• Data extract
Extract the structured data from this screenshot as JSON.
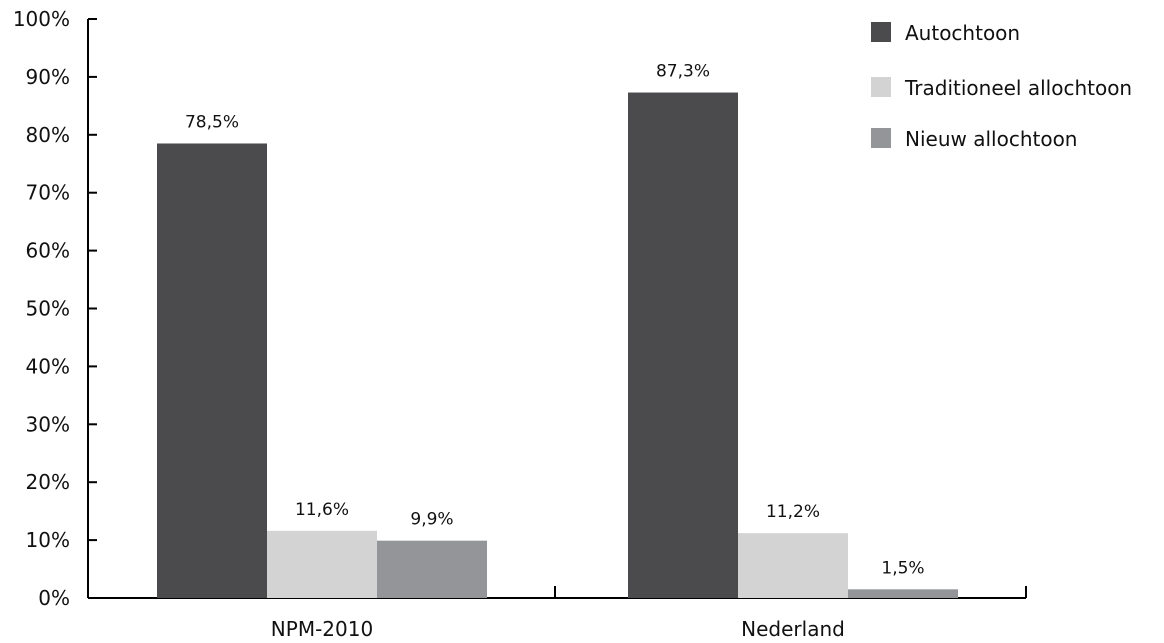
{
  "chart_data": {
    "type": "bar",
    "categories": [
      "NPM-2010",
      "Nederland"
    ],
    "series": [
      {
        "name": "Autochtoon",
        "values": [
          78.5,
          87.3
        ],
        "labels": [
          "78,5%",
          "87,3%"
        ],
        "color": "#4b4b4d"
      },
      {
        "name": "Traditioneel allochtoon",
        "values": [
          11.6,
          11.2
        ],
        "labels": [
          "11,6%",
          "11,2%"
        ],
        "color": "#d3d3d4"
      },
      {
        "name": "Nieuw allochtoon",
        "values": [
          9.9,
          1.5
        ],
        "labels": [
          "9,9%",
          "1,5%"
        ],
        "color": "#939598"
      }
    ],
    "y_ticks": [
      "0%",
      "10%",
      "20%",
      "30%",
      "40%",
      "50%",
      "60%",
      "70%",
      "80%",
      "90%",
      "100%"
    ],
    "ylim": [
      0,
      100
    ],
    "legend_position": "top-right",
    "grid": false,
    "title": "",
    "xlabel": "",
    "ylabel": ""
  }
}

• What needs to be done
Repeat each entry precisely as it appears. Leave the pictures out.

• The reply
Extract the structured data from this screenshot as JSON.
{
  "chart_data": {
    "type": "bar",
    "categories": [
      "NPM-2010",
      "Nederland"
    ],
    "series": [
      {
        "name": "Autochtoon",
        "values": [
          78.5,
          87.3
        ],
        "labels": [
          "78,5%",
          "87,3%"
        ],
        "color": "#4b4b4d"
      },
      {
        "name": "Traditioneel allochtoon",
        "values": [
          11.6,
          11.2
        ],
        "labels": [
          "11,6%",
          "11,2%"
        ],
        "color": "#d3d3d4"
      },
      {
        "name": "Nieuw allochtoon",
        "values": [
          9.9,
          1.5
        ],
        "labels": [
          "9,9%",
          "1,5%"
        ],
        "color": "#939598"
      }
    ],
    "y_ticks": [
      "0%",
      "10%",
      "20%",
      "30%",
      "40%",
      "50%",
      "60%",
      "70%",
      "80%",
      "90%",
      "100%"
    ],
    "ylim": [
      0,
      100
    ],
    "legend_position": "top-right",
    "grid": false,
    "title": "",
    "xlabel": "",
    "ylabel": ""
  }
}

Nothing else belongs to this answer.